Your task ::
Check each line of the entries below for the string "text"; copy every line where it appears.

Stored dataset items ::
· · · · · · ·

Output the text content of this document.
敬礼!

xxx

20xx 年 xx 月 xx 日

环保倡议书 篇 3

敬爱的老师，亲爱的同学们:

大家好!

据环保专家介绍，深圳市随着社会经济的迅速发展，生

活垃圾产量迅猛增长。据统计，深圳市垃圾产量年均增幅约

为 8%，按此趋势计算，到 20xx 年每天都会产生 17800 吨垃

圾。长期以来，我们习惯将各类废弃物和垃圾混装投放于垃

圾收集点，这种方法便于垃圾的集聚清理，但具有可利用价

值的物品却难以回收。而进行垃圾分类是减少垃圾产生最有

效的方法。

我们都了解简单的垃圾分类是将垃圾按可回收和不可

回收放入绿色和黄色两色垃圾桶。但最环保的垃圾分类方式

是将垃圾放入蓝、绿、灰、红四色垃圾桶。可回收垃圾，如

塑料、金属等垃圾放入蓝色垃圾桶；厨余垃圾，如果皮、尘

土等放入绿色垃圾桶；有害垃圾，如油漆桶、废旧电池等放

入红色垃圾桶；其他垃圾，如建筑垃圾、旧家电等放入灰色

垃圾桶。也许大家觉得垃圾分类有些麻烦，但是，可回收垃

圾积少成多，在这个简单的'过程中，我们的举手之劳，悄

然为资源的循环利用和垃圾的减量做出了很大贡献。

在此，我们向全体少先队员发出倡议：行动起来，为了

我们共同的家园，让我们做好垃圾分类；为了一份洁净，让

· · · · · · ·

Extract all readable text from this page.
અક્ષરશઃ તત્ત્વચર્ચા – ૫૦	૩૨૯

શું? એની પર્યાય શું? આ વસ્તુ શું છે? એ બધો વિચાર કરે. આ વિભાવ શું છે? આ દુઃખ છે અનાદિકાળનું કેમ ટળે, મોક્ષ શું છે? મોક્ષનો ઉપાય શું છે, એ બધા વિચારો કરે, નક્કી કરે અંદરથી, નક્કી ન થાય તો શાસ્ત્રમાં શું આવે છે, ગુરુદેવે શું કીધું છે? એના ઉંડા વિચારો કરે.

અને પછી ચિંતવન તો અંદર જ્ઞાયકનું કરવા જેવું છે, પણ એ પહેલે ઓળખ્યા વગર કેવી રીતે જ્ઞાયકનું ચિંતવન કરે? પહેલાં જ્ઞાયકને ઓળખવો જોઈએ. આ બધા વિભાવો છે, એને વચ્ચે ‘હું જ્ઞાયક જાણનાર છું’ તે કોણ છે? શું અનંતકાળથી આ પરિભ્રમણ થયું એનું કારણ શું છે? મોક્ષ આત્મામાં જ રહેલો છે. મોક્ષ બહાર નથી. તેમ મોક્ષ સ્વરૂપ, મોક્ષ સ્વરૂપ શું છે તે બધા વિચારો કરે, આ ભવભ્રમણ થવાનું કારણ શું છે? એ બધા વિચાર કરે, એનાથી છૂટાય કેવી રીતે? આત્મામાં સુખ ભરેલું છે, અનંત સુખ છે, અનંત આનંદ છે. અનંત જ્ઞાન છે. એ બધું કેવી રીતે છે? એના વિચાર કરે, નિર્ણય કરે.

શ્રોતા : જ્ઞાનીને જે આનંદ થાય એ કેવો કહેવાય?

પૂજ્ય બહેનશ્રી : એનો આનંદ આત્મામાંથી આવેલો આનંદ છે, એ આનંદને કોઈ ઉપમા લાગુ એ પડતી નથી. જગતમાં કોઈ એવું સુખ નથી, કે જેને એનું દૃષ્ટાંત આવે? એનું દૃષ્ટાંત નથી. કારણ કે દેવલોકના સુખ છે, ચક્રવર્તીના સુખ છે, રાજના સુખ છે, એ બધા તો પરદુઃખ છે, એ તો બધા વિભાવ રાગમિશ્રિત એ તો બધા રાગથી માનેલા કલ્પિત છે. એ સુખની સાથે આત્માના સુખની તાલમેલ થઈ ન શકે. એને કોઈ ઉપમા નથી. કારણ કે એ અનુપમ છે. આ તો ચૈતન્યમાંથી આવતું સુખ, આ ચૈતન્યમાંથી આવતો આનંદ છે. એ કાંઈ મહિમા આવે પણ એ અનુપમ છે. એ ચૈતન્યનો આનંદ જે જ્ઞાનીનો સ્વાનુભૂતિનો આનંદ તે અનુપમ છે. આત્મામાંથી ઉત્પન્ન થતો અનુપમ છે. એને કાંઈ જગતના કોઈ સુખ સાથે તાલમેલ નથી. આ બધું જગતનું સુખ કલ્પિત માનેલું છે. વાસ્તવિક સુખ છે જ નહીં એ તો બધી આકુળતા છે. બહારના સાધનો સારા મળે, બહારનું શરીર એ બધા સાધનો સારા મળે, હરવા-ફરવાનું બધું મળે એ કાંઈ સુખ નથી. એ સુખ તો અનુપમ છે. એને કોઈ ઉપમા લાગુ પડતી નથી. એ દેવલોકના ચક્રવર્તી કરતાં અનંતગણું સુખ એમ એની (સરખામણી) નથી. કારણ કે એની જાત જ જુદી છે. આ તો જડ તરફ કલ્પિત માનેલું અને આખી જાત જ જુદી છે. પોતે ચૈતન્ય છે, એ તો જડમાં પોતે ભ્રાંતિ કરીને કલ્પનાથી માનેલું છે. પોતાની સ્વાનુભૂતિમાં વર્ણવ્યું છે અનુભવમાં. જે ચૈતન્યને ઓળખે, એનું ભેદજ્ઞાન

· · · · · · ·

Worked answer ::
Output the text content of this document.
Extract all readable text from this page.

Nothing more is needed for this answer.